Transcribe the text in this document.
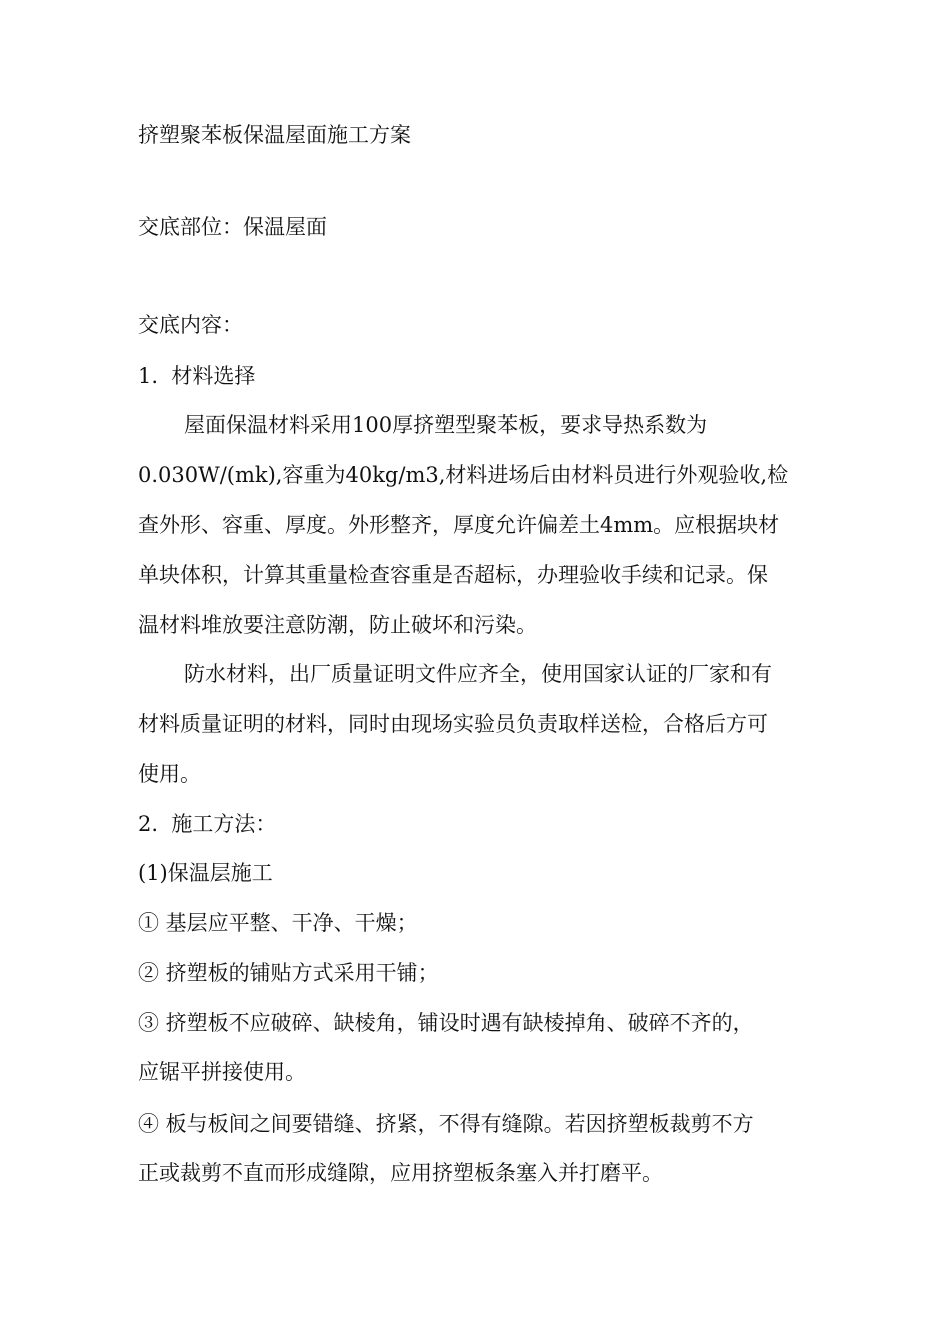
挤塑聚苯板保温屋面施工方案
交底部位：保温屋面
交底内容：
1.  材料选择
屋面保温材料采用100厚挤塑型聚苯板，要求导热系数为
0.030W/(mk),容重为40kg/m3,材料进场后由材料员进行外观验收,检
查外形、容重、厚度。外形整齐，厚度允许偏差土4mm。应根据块材
单块体积，计算其重量检查容重是否超标，办理验收手续和记录。保
温材料堆放要注意防潮，防止破坏和污染。
防水材料，出厂质量证明文件应齐全，使用国家认证的厂家和有
材料质量证明的材料，同时由现场实验员负责取样送检，合格后方可
使用。
2.  施工方法：
(1)保温层施工
① 基层应平整、干净、干燥；
② 挤塑板的铺贴方式采用干铺；
③ 挤塑板不应破碎、缺棱角，铺设时遇有缺棱掉角、破碎不齐的，
应锯平拼接使用。
④ 板与板间之间要错缝、挤紧，不得有缝隙。若因挤塑板裁剪不方
正或裁剪不直而形成缝隙，应用挤塑板条塞入并打磨平。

◇ ◇ ◇ ◇

* **Task description**
Copy everything in the records above except the pictures, exactly as written.

* **Answer**
Transcribe the text in this document.
挤塑聚苯板保温屋面施工方案
交底部位：保温屋面
交底内容：
1.  材料选择
屋面保温材料采用100厚挤塑型聚苯板，要求导热系数为
0.030W/(mk),容重为40kg/m3,材料进场后由材料员进行外观验收,检
查外形、容重、厚度。外形整齐，厚度允许偏差土4mm。应根据块材
单块体积，计算其重量检查容重是否超标，办理验收手续和记录。保
温材料堆放要注意防潮，防止破坏和污染。
防水材料，出厂质量证明文件应齐全，使用国家认证的厂家和有
材料质量证明的材料，同时由现场实验员负责取样送检，合格后方可
使用。
2.  施工方法：
(1)保温层施工
① 基层应平整、干净、干燥；
② 挤塑板的铺贴方式采用干铺；
③ 挤塑板不应破碎、缺棱角，铺设时遇有缺棱掉角、破碎不齐的，
应锯平拼接使用。
④ 板与板间之间要错缝、挤紧，不得有缝隙。若因挤塑板裁剪不方
正或裁剪不直而形成缝隙，应用挤塑板条塞入并打磨平。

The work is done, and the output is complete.